*Exercise prompt*:
Return a copy of every line in the records that includes the word "from".

Records about charts and figures:
————————

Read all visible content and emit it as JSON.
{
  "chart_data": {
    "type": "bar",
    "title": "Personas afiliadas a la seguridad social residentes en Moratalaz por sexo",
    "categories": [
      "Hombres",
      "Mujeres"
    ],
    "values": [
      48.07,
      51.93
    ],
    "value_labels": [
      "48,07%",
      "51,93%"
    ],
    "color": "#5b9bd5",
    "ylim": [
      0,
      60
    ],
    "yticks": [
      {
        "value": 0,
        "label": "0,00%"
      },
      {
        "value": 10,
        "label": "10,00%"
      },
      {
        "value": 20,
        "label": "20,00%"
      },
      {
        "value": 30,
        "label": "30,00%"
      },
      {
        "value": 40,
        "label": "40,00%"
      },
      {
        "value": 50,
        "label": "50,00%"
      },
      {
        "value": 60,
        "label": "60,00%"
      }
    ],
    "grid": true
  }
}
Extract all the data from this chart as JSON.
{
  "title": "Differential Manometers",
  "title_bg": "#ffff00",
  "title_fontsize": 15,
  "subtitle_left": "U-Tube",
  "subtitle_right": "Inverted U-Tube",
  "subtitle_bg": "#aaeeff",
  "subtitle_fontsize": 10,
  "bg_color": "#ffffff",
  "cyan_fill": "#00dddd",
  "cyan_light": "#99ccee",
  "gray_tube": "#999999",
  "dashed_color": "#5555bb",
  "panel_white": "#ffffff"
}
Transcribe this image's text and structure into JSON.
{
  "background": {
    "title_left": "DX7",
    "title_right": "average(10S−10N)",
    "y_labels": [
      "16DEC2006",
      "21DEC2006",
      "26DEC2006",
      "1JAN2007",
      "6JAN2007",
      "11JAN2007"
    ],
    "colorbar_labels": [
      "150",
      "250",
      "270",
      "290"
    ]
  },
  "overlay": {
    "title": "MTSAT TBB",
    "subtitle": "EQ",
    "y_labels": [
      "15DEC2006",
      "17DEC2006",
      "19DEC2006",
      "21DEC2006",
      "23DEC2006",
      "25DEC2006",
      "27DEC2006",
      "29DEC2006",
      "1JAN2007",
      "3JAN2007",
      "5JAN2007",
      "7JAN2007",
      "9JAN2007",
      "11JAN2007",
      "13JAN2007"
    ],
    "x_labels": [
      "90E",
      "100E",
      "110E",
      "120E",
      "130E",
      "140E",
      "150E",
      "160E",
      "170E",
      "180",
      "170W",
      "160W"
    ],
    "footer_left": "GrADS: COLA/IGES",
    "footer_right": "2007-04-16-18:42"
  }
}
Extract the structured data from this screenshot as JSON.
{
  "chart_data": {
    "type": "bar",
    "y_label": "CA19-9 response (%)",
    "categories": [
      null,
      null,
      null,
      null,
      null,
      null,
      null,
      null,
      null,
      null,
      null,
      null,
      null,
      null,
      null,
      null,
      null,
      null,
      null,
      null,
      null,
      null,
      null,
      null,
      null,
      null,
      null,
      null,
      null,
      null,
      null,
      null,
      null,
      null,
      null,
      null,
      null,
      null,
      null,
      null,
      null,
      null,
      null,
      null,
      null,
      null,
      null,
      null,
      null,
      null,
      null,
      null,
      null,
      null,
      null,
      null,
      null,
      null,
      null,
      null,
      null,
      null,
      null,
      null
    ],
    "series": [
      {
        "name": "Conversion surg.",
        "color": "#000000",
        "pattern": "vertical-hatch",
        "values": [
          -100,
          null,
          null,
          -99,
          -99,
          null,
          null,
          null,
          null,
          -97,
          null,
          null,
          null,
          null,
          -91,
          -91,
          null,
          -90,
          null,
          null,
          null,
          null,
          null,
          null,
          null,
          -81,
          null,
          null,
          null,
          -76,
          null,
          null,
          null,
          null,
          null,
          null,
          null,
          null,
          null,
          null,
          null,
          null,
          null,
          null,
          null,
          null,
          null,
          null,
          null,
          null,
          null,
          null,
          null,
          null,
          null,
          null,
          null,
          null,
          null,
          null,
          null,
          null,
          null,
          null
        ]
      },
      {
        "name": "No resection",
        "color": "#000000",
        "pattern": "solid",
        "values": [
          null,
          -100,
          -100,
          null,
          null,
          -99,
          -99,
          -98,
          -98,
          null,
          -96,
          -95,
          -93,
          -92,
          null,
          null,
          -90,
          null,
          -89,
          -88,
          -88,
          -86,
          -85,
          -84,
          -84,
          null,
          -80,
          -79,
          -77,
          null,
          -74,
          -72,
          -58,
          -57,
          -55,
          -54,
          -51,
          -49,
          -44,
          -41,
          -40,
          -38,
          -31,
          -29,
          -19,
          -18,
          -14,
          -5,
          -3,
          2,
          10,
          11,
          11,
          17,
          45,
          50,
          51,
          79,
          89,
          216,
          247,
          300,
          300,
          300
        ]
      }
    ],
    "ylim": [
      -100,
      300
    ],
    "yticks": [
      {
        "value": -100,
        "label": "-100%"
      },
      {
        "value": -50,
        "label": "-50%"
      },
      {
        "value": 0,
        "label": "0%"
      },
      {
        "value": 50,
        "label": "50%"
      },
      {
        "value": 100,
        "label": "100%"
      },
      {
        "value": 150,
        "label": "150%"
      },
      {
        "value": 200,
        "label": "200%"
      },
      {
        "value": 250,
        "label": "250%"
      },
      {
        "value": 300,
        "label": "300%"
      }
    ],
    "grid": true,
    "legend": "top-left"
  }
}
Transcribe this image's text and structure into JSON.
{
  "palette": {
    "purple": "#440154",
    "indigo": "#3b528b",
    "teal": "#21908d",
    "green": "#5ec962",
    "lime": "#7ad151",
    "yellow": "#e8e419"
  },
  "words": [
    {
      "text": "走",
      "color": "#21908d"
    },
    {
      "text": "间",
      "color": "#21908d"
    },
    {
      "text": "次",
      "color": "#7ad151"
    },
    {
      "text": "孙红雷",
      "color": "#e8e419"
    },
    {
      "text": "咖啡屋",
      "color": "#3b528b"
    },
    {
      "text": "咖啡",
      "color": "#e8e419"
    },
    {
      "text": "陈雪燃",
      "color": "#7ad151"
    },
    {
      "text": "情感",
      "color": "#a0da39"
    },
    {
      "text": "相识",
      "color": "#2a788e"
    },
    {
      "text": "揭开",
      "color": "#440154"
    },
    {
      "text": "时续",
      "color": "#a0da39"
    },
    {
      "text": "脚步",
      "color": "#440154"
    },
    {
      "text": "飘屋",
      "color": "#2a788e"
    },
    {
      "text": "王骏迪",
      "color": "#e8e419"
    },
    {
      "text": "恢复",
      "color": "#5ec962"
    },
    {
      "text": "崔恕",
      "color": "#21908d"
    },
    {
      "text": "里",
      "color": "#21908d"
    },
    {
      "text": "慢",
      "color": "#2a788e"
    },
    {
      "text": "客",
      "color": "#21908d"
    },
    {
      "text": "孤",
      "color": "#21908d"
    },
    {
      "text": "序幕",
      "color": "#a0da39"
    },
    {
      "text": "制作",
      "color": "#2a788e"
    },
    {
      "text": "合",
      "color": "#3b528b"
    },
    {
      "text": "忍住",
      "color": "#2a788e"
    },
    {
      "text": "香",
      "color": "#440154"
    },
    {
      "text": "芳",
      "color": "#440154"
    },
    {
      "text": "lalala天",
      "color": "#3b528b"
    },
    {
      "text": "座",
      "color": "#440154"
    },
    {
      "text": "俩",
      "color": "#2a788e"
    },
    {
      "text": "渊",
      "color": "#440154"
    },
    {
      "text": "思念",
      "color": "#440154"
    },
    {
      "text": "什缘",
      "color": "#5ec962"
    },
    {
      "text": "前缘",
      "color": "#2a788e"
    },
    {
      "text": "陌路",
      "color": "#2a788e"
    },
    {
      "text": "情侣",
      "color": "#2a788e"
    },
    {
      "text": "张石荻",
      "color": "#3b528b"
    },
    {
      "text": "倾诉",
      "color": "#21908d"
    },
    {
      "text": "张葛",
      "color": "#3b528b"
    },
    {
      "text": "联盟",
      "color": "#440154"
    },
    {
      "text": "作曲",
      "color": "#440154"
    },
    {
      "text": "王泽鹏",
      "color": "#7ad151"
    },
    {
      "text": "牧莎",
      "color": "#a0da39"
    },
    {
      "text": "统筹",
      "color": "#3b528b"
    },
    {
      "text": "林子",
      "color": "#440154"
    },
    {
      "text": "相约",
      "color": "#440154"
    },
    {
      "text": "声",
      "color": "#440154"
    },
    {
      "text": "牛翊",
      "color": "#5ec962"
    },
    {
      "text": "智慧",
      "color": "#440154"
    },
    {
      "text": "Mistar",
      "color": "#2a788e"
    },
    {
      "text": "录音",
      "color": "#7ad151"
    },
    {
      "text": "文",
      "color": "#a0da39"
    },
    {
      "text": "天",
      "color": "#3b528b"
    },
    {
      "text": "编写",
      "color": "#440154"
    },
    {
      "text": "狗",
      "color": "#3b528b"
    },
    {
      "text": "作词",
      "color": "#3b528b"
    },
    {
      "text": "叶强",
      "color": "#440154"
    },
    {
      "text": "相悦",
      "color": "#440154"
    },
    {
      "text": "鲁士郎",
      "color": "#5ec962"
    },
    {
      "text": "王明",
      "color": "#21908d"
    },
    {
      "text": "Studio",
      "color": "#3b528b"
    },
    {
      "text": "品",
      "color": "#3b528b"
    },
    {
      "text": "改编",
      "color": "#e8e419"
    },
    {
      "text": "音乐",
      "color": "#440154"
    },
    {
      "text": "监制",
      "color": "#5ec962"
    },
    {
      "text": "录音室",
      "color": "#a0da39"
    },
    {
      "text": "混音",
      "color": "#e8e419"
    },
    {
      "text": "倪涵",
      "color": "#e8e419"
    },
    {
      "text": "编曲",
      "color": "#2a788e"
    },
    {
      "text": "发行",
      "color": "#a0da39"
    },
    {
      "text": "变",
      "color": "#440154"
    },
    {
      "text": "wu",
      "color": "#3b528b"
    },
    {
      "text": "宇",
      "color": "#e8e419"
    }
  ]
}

————————

*The result*:
Extract all the data from this chart as JSON.
Extract the structured data from this screenshot as JSON.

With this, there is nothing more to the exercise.